**GIVEN TASK**
Copy every line from the data below in which the string "gaminį" can be found.

**PROVIDED DATA**
==*==

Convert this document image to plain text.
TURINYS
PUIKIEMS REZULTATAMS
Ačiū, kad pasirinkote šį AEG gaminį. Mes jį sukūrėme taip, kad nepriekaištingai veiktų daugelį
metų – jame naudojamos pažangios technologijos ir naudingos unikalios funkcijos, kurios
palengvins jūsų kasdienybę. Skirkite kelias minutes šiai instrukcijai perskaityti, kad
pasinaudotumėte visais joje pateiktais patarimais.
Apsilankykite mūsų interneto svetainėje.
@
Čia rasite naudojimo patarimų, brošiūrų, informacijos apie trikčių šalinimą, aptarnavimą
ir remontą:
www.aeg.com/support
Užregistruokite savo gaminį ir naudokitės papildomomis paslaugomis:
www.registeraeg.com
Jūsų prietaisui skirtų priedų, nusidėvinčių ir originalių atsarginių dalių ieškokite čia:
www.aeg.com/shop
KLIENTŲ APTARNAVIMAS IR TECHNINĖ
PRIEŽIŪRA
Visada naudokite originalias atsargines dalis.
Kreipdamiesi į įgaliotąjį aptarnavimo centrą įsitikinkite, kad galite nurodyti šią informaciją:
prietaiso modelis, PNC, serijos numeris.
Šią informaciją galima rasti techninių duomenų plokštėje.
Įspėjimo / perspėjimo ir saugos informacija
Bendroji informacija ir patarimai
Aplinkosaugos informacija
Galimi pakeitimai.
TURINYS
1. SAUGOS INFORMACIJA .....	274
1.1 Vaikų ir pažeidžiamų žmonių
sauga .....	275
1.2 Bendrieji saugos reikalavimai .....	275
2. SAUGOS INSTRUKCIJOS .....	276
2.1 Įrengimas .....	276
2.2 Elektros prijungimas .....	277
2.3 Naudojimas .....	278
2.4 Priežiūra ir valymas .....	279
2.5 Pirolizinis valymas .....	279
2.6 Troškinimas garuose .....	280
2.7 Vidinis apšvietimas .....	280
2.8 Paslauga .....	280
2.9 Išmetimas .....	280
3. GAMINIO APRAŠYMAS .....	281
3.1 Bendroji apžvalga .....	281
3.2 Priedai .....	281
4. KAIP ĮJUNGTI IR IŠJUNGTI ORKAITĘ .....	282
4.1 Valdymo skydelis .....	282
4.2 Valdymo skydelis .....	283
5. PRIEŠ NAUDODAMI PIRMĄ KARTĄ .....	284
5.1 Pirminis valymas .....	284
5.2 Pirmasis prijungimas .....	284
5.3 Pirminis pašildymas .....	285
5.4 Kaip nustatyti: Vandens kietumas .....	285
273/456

==*==

**COMPLETED EXERCISE**
Ačiū, kad pasirinkote šį AEG gaminį. Mes jį sukūrėme taip, kad nepriekaištingai veiktų daugelį
Užregistruokite savo gaminį ir naudokitės papildomomis paslaugomis:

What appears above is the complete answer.